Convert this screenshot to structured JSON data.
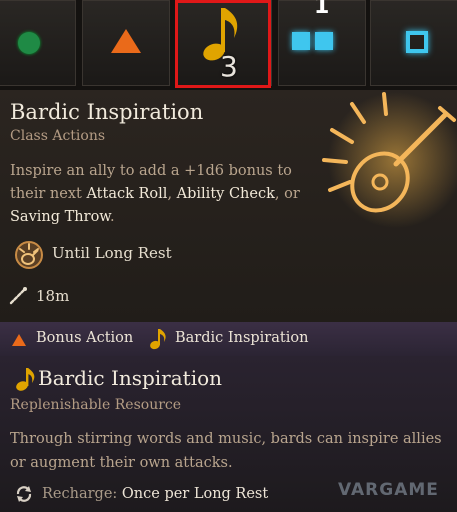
{
  "action_bar": {
    "slots": [
      {
        "icon": "green-circle-icon",
        "color": "#1f8a45"
      },
      {
        "icon": "orange-triangle-icon",
        "color": "#ea6a1a"
      },
      {
        "icon": "music-note-icon",
        "color": "#e0a400",
        "count": "3",
        "selected": true
      },
      {
        "icon": "double-square-icon",
        "color": "#3fc6ee",
        "number": "1"
      },
      {
        "icon": "square-ring-icon",
        "color": "#3fc6ee"
      }
    ]
  },
  "tooltip": {
    "title": "Bardic Inspiration",
    "subtitle": "Class Actions",
    "description": {
      "part1": "Inspire an ally to add a +1d6 bonus to their next ",
      "kw1": "Attack Roll",
      "sep1": ", ",
      "kw2": "Ability Check",
      "sep2": ", or ",
      "kw3": "Saving Throw",
      "end": "."
    },
    "duration": "Until Long Rest",
    "range": "18m"
  },
  "cost": {
    "action": "Bonus Action",
    "resource": "Bardic Inspiration"
  },
  "resource_panel": {
    "title": "Bardic Inspiration",
    "subtitle": "Replenishable Resource",
    "description": "Through stirring words and music, bards can inspire allies or augment their own attacks.",
    "recharge_label": "Recharge:",
    "recharge_value": "Once per Long Rest"
  },
  "watermark": "VARGAME",
  "colors": {
    "accent_gold": "#e0a400",
    "highlight_red": "#e01818",
    "bonus_action_orange": "#ea6a1a"
  }
}
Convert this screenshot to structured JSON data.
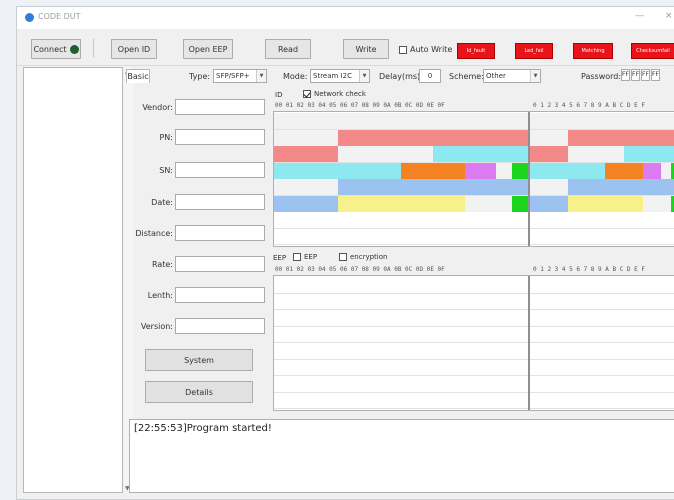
{
  "window": {
    "title": "CODE DUT",
    "minimize": "—",
    "close": "×"
  },
  "toolbar": {
    "connect": "Connect",
    "open_id": "Open ID",
    "open_eep": "Open EEP",
    "read": "Read",
    "write": "Write",
    "auto_write": "Auto Write",
    "red_buttons": [
      "Id_fault",
      "Led_fail",
      "Matching",
      "Checksumfail"
    ]
  },
  "tabs": {
    "basic": "Basic"
  },
  "params": {
    "type_label": "Type:",
    "type_value": "SFP/SFP+",
    "mode_label": "Mode:",
    "mode_value": "Stream I2C",
    "delay_label": "Delay(ms):",
    "delay_value": "0",
    "scheme_label": "Scheme:",
    "scheme_value": "Other",
    "password_label": "Password:",
    "password_values": [
      "FF",
      "FF",
      "FF",
      "FF"
    ]
  },
  "fields": {
    "vendor": "Vendor:",
    "pn": "PN:",
    "sn": "SN:",
    "date": "Date:",
    "distance": "Distance:",
    "rate": "Rate:",
    "lenth": "Lenth:",
    "version": "Version:"
  },
  "buttons": {
    "system": "System",
    "details": "Details"
  },
  "id_section": {
    "label": "ID",
    "network_check": "Network check",
    "network_checked": true
  },
  "eep_section": {
    "label": "EEP",
    "eep_check": "EEP",
    "encryption": "encryption"
  },
  "hex_header": "00 01 02 03 04 05 06 07 08 09 0A 0B 0C 0D 0E 0F",
  "ascii_header": "0 1 2 3 4 5 6 7 8 9 A B C D E F",
  "log": {
    "lines": [
      "[22:55:53]Program started!"
    ]
  },
  "colors": {
    "salmon": "#f28a8a",
    "cyan": "#8ee8f0",
    "orange": "#f58220",
    "violet": "#dc7af0",
    "green": "#1ed51e",
    "blue": "#9cc3f0",
    "yellow": "#f8f08a",
    "gray": "#f2f2f2"
  },
  "id_grid_rows": [
    [
      [
        "gray",
        16
      ]
    ],
    [
      [
        "gray",
        4
      ],
      [
        "salmon",
        12
      ]
    ],
    [
      [
        "salmon",
        4
      ],
      [
        "gray",
        6
      ],
      [
        "cyan",
        6
      ]
    ],
    [
      [
        "cyan",
        8
      ],
      [
        "orange",
        4
      ],
      [
        "violet",
        2
      ],
      [
        "gray",
        1
      ],
      [
        "green",
        1
      ]
    ],
    [
      [
        "gray",
        4
      ],
      [
        "blue",
        12
      ]
    ],
    [
      [
        "blue",
        4
      ],
      [
        "yellow",
        8
      ],
      [
        "gray",
        3
      ],
      [
        "green",
        1
      ]
    ]
  ]
}
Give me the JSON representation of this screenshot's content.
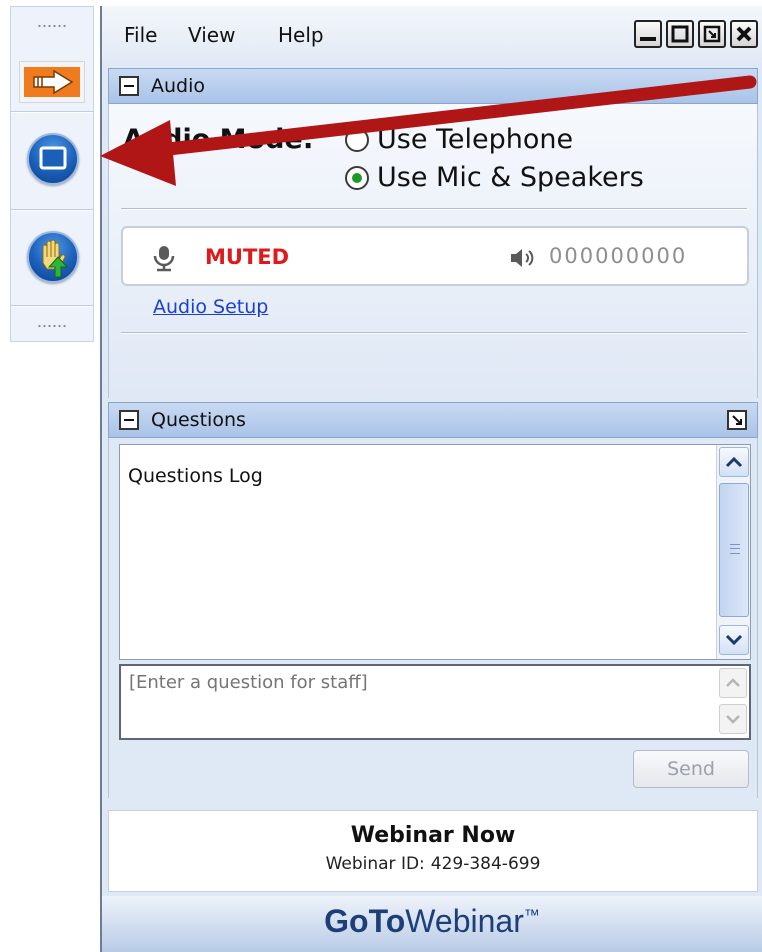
{
  "window": {
    "menu": [
      "File",
      "View",
      "Help"
    ],
    "controls": [
      "minimize-icon",
      "maximize-icon",
      "restore-icon",
      "close-icon"
    ]
  },
  "toolbar": {
    "items": [
      "arrow-right-icon",
      "screen-share-icon",
      "raise-hand-icon"
    ]
  },
  "audio": {
    "title": "Audio",
    "mode_label": "Audio Mode:",
    "options": [
      {
        "label": "Use Telephone",
        "selected": false
      },
      {
        "label": "Use Mic & Speakers",
        "selected": true
      }
    ],
    "mic_status": "MUTED",
    "speaker_level": "000000000",
    "setup_link": "Audio Setup"
  },
  "questions": {
    "title": "Questions",
    "log_text": "Questions Log",
    "input_placeholder": "[Enter a question for staff]",
    "send_label": "Send"
  },
  "webinar": {
    "name": "Webinar Now",
    "id_label": "Webinar ID:",
    "id_value": "429-384-699"
  },
  "brand": {
    "bold": "GoTo",
    "light": "Webinar",
    "tm": "™"
  },
  "colors": {
    "muted_red": "#e01a1a",
    "link_blue": "#1a3fd6",
    "annotation_red": "#b01616",
    "radio_green": "#1c9a24",
    "brand_navy": "#1d3e78"
  }
}
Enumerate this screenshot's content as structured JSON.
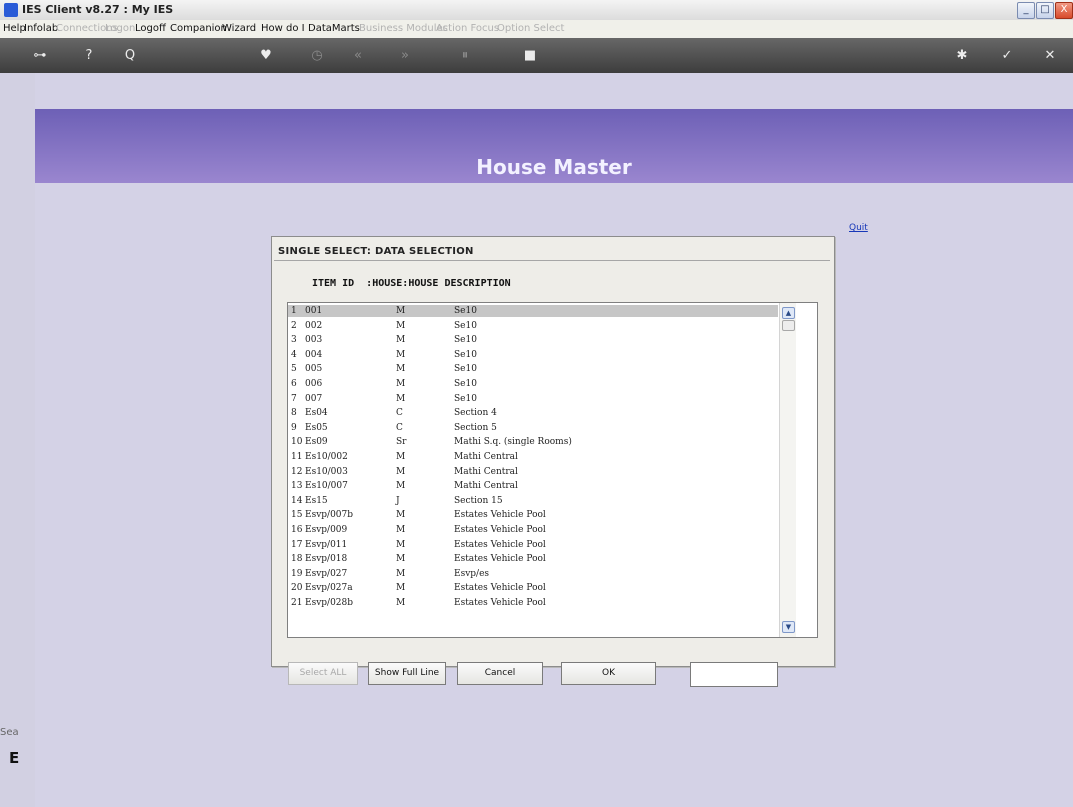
{
  "window": {
    "title": "IES Client v8.27 : My IES",
    "buttons": {
      "minimize": "_",
      "maximize": "□",
      "close": "X"
    }
  },
  "menu": [
    {
      "label": "Help",
      "enabled": true
    },
    {
      "label": "Infolab",
      "enabled": true
    },
    {
      "label": "Connections",
      "enabled": false
    },
    {
      "label": "Logon",
      "enabled": false
    },
    {
      "label": "Logoff",
      "enabled": true
    },
    {
      "label": "Companion",
      "enabled": true
    },
    {
      "label": "Wizard",
      "enabled": true
    },
    {
      "label": "How do I",
      "enabled": true
    },
    {
      "label": "DataMarts",
      "enabled": true
    },
    {
      "label": "Business Modules",
      "enabled": false
    },
    {
      "label": "Action Focus",
      "enabled": false
    },
    {
      "label": "Option Select",
      "enabled": false
    }
  ],
  "toolbar": {
    "icons": [
      "key-icon",
      "help-icon",
      "search-icon",
      "heart-icon",
      "clock-icon",
      "rewind-icon",
      "fast-forward-icon",
      "pause-icon",
      "stop-icon",
      "gear-icon",
      "check-icon",
      "close-icon"
    ],
    "glyphs": {
      "key": "⊶",
      "help": "?",
      "search": "Q",
      "heart": "♥",
      "clock": "◷",
      "rewind": "«",
      "fast_forward": "»",
      "pause": "⏸",
      "stop": "■",
      "gear": "✱",
      "check": "✓",
      "close": "✕"
    }
  },
  "page": {
    "title": "House Master",
    "quit_link": "Quit",
    "bottom_label": "Sea",
    "bottom_glyph": "E"
  },
  "dialog": {
    "title": "SINGLE SELECT: DATA SELECTION",
    "column_header": "ITEM ID  :HOUSE:HOUSE DESCRIPTION",
    "rows": [
      {
        "n": "1",
        "id": "001",
        "house": "M",
        "desc": "Se10"
      },
      {
        "n": "2",
        "id": "002",
        "house": "M",
        "desc": "Se10"
      },
      {
        "n": "3",
        "id": "003",
        "house": "M",
        "desc": "Se10"
      },
      {
        "n": "4",
        "id": "004",
        "house": "M",
        "desc": "Se10"
      },
      {
        "n": "5",
        "id": "005",
        "house": "M",
        "desc": "Se10"
      },
      {
        "n": "6",
        "id": "006",
        "house": "M",
        "desc": "Se10"
      },
      {
        "n": "7",
        "id": "007",
        "house": "M",
        "desc": "Se10"
      },
      {
        "n": "8",
        "id": "Es04",
        "house": "C",
        "desc": "Section 4"
      },
      {
        "n": "9",
        "id": "Es05",
        "house": "C",
        "desc": "Section 5"
      },
      {
        "n": "10",
        "id": "Es09",
        "house": "Sr",
        "desc": "Mathi S.q. (single Rooms)"
      },
      {
        "n": "11",
        "id": "Es10/002",
        "house": "M",
        "desc": "Mathi Central"
      },
      {
        "n": "12",
        "id": "Es10/003",
        "house": "M",
        "desc": "Mathi Central"
      },
      {
        "n": "13",
        "id": "Es10/007",
        "house": "M",
        "desc": "Mathi Central"
      },
      {
        "n": "14",
        "id": "Es15",
        "house": "J",
        "desc": "Section 15"
      },
      {
        "n": "15",
        "id": "Esvp/007b",
        "house": "M",
        "desc": "Estates Vehicle Pool"
      },
      {
        "n": "16",
        "id": "Esvp/009",
        "house": "M",
        "desc": "Estates Vehicle Pool"
      },
      {
        "n": "17",
        "id": "Esvp/011",
        "house": "M",
        "desc": "Estates Vehicle Pool"
      },
      {
        "n": "18",
        "id": "Esvp/018",
        "house": "M",
        "desc": "Estates Vehicle Pool"
      },
      {
        "n": "19",
        "id": "Esvp/027",
        "house": "M",
        "desc": "Esvp/es"
      },
      {
        "n": "20",
        "id": "Esvp/027a",
        "house": "M",
        "desc": "Estates Vehicle Pool"
      },
      {
        "n": "21",
        "id": "Esvp/028b",
        "house": "M",
        "desc": "Estates Vehicle Pool"
      }
    ],
    "selected_row": 0,
    "scroll": {
      "up": "▲",
      "down": "▼"
    },
    "buttons": {
      "select_all": "Select ALL",
      "show_full_line": "Show Full Line",
      "cancel": "Cancel",
      "ok": "OK"
    },
    "input_value": ""
  }
}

####################

## [What is being asked]
Find all lines holding the string "subtitle" and copy them.

## [Written reply]
    "subtitle": "Class Actions",
    "subtitle": "Replenishable Resource",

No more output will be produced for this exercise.